Task description -
Please output the lines shown below exactly as they appear.
:: Provided information ::
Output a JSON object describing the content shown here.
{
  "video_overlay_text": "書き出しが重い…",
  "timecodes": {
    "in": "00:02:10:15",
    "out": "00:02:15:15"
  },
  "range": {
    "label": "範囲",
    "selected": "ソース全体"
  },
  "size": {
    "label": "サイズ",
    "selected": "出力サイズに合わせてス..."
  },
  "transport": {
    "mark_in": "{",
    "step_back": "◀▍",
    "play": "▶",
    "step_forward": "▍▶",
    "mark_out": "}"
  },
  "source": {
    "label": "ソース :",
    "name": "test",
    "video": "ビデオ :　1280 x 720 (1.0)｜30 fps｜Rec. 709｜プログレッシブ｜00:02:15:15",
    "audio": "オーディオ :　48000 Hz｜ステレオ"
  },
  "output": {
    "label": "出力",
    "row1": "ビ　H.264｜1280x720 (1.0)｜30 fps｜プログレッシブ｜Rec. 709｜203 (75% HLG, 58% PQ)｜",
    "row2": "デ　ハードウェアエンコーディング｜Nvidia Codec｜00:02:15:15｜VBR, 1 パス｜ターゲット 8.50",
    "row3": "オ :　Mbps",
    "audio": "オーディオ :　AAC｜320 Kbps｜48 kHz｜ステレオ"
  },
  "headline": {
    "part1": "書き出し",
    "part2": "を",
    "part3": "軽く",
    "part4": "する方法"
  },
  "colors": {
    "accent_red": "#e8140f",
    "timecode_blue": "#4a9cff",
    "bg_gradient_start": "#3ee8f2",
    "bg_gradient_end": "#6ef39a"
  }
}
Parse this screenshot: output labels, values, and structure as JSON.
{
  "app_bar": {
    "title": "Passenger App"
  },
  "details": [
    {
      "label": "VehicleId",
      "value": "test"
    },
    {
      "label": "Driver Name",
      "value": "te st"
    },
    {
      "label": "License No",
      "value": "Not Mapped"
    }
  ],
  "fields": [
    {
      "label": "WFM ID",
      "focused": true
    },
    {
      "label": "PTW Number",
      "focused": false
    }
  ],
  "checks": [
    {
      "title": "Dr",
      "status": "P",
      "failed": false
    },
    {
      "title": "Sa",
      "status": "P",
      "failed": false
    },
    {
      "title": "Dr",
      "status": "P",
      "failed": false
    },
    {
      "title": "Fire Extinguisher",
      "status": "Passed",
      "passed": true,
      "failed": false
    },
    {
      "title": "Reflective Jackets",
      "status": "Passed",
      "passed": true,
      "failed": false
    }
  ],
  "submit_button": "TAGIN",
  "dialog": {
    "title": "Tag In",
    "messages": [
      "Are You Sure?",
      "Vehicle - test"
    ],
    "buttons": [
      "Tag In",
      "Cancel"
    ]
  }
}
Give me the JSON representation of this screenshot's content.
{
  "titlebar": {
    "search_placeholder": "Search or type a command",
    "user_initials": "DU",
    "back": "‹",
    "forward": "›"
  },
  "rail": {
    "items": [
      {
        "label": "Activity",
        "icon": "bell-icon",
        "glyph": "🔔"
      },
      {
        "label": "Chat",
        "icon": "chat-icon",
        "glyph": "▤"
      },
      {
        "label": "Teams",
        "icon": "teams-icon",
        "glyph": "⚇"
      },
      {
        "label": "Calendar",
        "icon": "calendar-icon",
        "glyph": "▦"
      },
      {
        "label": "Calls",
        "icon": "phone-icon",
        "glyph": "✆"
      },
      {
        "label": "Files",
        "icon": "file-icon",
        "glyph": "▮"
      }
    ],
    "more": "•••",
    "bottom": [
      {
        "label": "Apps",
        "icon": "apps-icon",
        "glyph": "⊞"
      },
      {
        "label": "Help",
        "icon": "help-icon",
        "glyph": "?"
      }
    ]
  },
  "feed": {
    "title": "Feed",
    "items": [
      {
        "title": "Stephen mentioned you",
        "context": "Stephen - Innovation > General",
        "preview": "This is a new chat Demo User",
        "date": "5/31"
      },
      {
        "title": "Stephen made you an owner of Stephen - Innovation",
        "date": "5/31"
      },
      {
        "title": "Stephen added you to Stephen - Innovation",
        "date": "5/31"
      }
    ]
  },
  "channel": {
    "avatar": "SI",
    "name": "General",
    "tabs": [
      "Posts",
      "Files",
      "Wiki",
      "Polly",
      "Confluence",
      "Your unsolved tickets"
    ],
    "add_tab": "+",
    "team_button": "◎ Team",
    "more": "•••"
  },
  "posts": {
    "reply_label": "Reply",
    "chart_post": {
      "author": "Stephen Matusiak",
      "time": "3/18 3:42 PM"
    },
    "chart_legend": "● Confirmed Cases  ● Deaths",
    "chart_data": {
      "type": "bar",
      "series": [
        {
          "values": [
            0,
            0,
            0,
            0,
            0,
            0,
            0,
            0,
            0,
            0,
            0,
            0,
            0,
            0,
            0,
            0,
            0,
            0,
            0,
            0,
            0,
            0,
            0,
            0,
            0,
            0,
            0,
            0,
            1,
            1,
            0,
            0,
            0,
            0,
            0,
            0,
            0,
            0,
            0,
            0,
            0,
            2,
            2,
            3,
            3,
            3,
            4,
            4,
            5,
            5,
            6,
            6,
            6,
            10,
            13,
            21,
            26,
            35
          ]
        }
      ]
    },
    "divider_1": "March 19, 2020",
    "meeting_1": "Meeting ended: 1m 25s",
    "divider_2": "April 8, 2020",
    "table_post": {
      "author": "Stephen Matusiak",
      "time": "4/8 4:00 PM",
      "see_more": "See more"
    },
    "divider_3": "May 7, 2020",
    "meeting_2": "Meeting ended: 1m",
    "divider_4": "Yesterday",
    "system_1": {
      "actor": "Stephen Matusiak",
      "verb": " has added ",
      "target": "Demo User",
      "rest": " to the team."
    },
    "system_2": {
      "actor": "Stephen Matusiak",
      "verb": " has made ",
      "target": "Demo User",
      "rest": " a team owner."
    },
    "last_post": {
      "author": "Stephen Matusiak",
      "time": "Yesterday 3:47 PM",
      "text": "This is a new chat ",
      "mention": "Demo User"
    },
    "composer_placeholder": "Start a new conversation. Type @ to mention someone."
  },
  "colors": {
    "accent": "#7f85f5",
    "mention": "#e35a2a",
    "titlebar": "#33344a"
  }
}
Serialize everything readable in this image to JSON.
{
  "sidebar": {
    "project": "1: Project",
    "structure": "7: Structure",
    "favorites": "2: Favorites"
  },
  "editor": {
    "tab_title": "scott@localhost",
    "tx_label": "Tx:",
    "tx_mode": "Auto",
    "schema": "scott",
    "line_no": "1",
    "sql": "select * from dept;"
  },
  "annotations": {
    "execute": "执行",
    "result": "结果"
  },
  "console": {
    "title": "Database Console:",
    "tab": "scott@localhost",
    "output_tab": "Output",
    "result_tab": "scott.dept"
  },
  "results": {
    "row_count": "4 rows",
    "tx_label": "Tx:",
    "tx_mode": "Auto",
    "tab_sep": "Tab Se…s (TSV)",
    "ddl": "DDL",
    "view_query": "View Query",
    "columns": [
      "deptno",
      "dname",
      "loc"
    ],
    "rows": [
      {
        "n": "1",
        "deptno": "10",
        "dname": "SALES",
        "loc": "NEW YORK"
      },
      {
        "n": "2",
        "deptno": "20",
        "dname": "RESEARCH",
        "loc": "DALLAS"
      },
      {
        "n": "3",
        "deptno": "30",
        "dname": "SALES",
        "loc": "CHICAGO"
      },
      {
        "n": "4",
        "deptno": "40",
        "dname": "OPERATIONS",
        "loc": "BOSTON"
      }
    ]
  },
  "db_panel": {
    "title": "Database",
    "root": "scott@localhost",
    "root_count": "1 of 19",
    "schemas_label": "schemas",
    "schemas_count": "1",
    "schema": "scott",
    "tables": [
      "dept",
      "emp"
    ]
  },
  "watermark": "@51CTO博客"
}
:::
Written response -
Output a JSON object describing the content shown here.
{
  "video_overlay_text": "書き出しが重い…",
  "timecodes": {
    "in": "00:02:10:15",
    "out": "00:02:15:15"
  },
  "range": {
    "label": "範囲",
    "selected": "ソース全体"
  },
  "size": {
    "label": "サイズ",
    "selected": "出力サイズに合わせてス..."
  },
  "transport": {
    "mark_in": "{",
    "step_back": "◀▍",
    "play": "▶",
    "step_forward": "▍▶",
    "mark_out": "}"
  },
  "source": {
    "label": "ソース :",
    "name": "test",
    "video": "ビデオ :　1280 x 720 (1.0)｜30 fps｜Rec. 709｜プログレッシブ｜00:02:15:15",
    "audio": "オーディオ :　48000 Hz｜ステレオ"
  },
  "output": {
    "label": "出力",
    "row1": "ビ　H.264｜1280x720 (1.0)｜30 fps｜プログレッシブ｜Rec. 709｜203 (75% HLG, 58% PQ)｜",
    "row2": "デ　ハードウェアエンコーディング｜Nvidia Codec｜00:02:15:15｜VBR, 1 パス｜ターゲット 8.50",
    "row3": "オ :　Mbps",
    "audio": "オーディオ :　AAC｜320 Kbps｜48 kHz｜ステレオ"
  },
  "headline": {
    "part1": "書き出し",
    "part2": "を",
    "part3": "軽く",
    "part4": "する方法"
  },
  "colors": {
    "accent_red": "#e8140f",
    "timecode_blue": "#4a9cff",
    "bg_gradient_start": "#3ee8f2",
    "bg_gradient_end": "#6ef39a"
  }
}
Parse this screenshot: output labels, values, and structure as JSON.
{
  "app_bar": {
    "title": "Passenger App"
  },
  "details": [
    {
      "label": "VehicleId",
      "value": "test"
    },
    {
      "label": "Driver Name",
      "value": "te st"
    },
    {
      "label": "License No",
      "value": "Not Mapped"
    }
  ],
  "fields": [
    {
      "label": "WFM ID",
      "focused": true
    },
    {
      "label": "PTW Number",
      "focused": false
    }
  ],
  "checks": [
    {
      "title": "Dr",
      "status": "P",
      "failed": false
    },
    {
      "title": "Sa",
      "status": "P",
      "failed": false
    },
    {
      "title": "Dr",
      "status": "P",
      "failed": false
    },
    {
      "title": "Fire Extinguisher",
      "status": "Passed",
      "passed": true,
      "failed": false
    },
    {
      "title": "Reflective Jackets",
      "status": "Passed",
      "passed": true,
      "failed": false
    }
  ],
  "submit_button": "TAGIN",
  "dialog": {
    "title": "Tag In",
    "messages": [
      "Are You Sure?",
      "Vehicle - test"
    ],
    "buttons": [
      "Tag In",
      "Cancel"
    ]
  }
}
Give me the JSON representation of this screenshot's content.
{
  "titlebar": {
    "search_placeholder": "Search or type a command",
    "user_initials": "DU",
    "back": "‹",
    "forward": "›"
  },
  "rail": {
    "items": [
      {
        "label": "Activity",
        "icon": "bell-icon",
        "glyph": "🔔"
      },
      {
        "label": "Chat",
        "icon": "chat-icon",
        "glyph": "▤"
      },
      {
        "label": "Teams",
        "icon": "teams-icon",
        "glyph": "⚇"
      },
      {
        "label": "Calendar",
        "icon": "calendar-icon",
        "glyph": "▦"
      },
      {
        "label": "Calls",
        "icon": "phone-icon",
        "glyph": "✆"
      },
      {
        "label": "Files",
        "icon": "file-icon",
        "glyph": "▮"
      }
    ],
    "more": "•••",
    "bottom": [
      {
        "label": "Apps",
        "icon": "apps-icon",
        "glyph": "⊞"
      },
      {
        "label": "Help",
        "icon": "help-icon",
        "glyph": "?"
      }
    ]
  },
  "feed": {
    "title": "Feed",
    "items": [
      {
        "title": "Stephen mentioned you",
        "context": "Stephen - Innovation > General",
        "preview": "This is a new chat Demo User",
        "date": "5/31"
      },
      {
        "title": "Stephen made you an owner of Stephen - Innovation",
        "date": "5/31"
      },
      {
        "title": "Stephen added you to Stephen - Innovation",
        "date": "5/31"
      }
    ]
  },
  "channel": {
    "avatar": "SI",
    "name": "General",
    "tabs": [
      "Posts",
      "Files",
      "Wiki",
      "Polly",
      "Confluence",
      "Your unsolved tickets"
    ],
    "add_tab": "+",
    "team_button": "◎ Team",
    "more": "•••"
  },
  "posts": {
    "reply_label": "Reply",
    "chart_post": {
      "author": "Stephen Matusiak",
      "time": "3/18 3:42 PM"
    },
    "chart_legend": "● Confirmed Cases  ● Deaths",
    "chart_data": {
      "type": "bar",
      "series": [
        {
          "values": [
            0,
            0,
            0,
            0,
            0,
            0,
            0,
            0,
            0,
            0,
            0,
            0,
            0,
            0,
            0,
            0,
            0,
            0,
            0,
            0,
            0,
            0,
            0,
            0,
            0,
            0,
            0,
            0,
            1,
            1,
            0,
            0,
            0,
            0,
            0,
            0,
            0,
            0,
            0,
            0,
            0,
            2,
            2,
            3,
            3,
            3,
            4,
            4,
            5,
            5,
            6,
            6,
            6,
            10,
            13,
            21,
            26,
            35
          ]
        }
      ]
    },
    "divider_1": "March 19, 2020",
    "meeting_1": "Meeting ended: 1m 25s",
    "divider_2": "April 8, 2020",
    "table_post": {
      "author": "Stephen Matusiak",
      "time": "4/8 4:00 PM",
      "see_more": "See more"
    },
    "divider_3": "May 7, 2020",
    "meeting_2": "Meeting ended: 1m",
    "divider_4": "Yesterday",
    "system_1": {
      "actor": "Stephen Matusiak",
      "verb": " has added ",
      "target": "Demo User",
      "rest": " to the team."
    },
    "system_2": {
      "actor": "Stephen Matusiak",
      "verb": " has made ",
      "target": "Demo User",
      "rest": " a team owner."
    },
    "last_post": {
      "author": "Stephen Matusiak",
      "time": "Yesterday 3:47 PM",
      "text": "This is a new chat ",
      "mention": "Demo User"
    },
    "composer_placeholder": "Start a new conversation. Type @ to mention someone."
  },
  "colors": {
    "accent": "#7f85f5",
    "mention": "#e35a2a",
    "titlebar": "#33344a"
  }
}
Serialize everything readable in this image to JSON.
{
  "sidebar": {
    "project": "1: Project",
    "structure": "7: Structure",
    "favorites": "2: Favorites"
  },
  "editor": {
    "tab_title": "scott@localhost",
    "tx_label": "Tx:",
    "tx_mode": "Auto",
    "schema": "scott",
    "line_no": "1",
    "sql": "select * from dept;"
  },
  "annotations": {
    "execute": "执行",
    "result": "结果"
  },
  "console": {
    "title": "Database Console:",
    "tab": "scott@localhost",
    "output_tab": "Output",
    "result_tab": "scott.dept"
  },
  "results": {
    "row_count": "4 rows",
    "tx_label": "Tx:",
    "tx_mode": "Auto",
    "tab_sep": "Tab Se…s (TSV)",
    "ddl": "DDL",
    "view_query": "View Query",
    "columns": [
      "deptno",
      "dname",
      "loc"
    ],
    "rows": [
      {
        "n": "1",
        "deptno": "10",
        "dname": "SALES",
        "loc": "NEW YORK"
      },
      {
        "n": "2",
        "deptno": "20",
        "dname": "RESEARCH",
        "loc": "DALLAS"
      },
      {
        "n": "3",
        "deptno": "30",
        "dname": "SALES",
        "loc": "CHICAGO"
      },
      {
        "n": "4",
        "deptno": "40",
        "dname": "OPERATIONS",
        "loc": "BOSTON"
      }
    ]
  },
  "db_panel": {
    "title": "Database",
    "root": "scott@localhost",
    "root_count": "1 of 19",
    "schemas_label": "schemas",
    "schemas_count": "1",
    "schema": "scott",
    "tables": [
      "dept",
      "emp"
    ]
  },
  "watermark": "@51CTO博客"
}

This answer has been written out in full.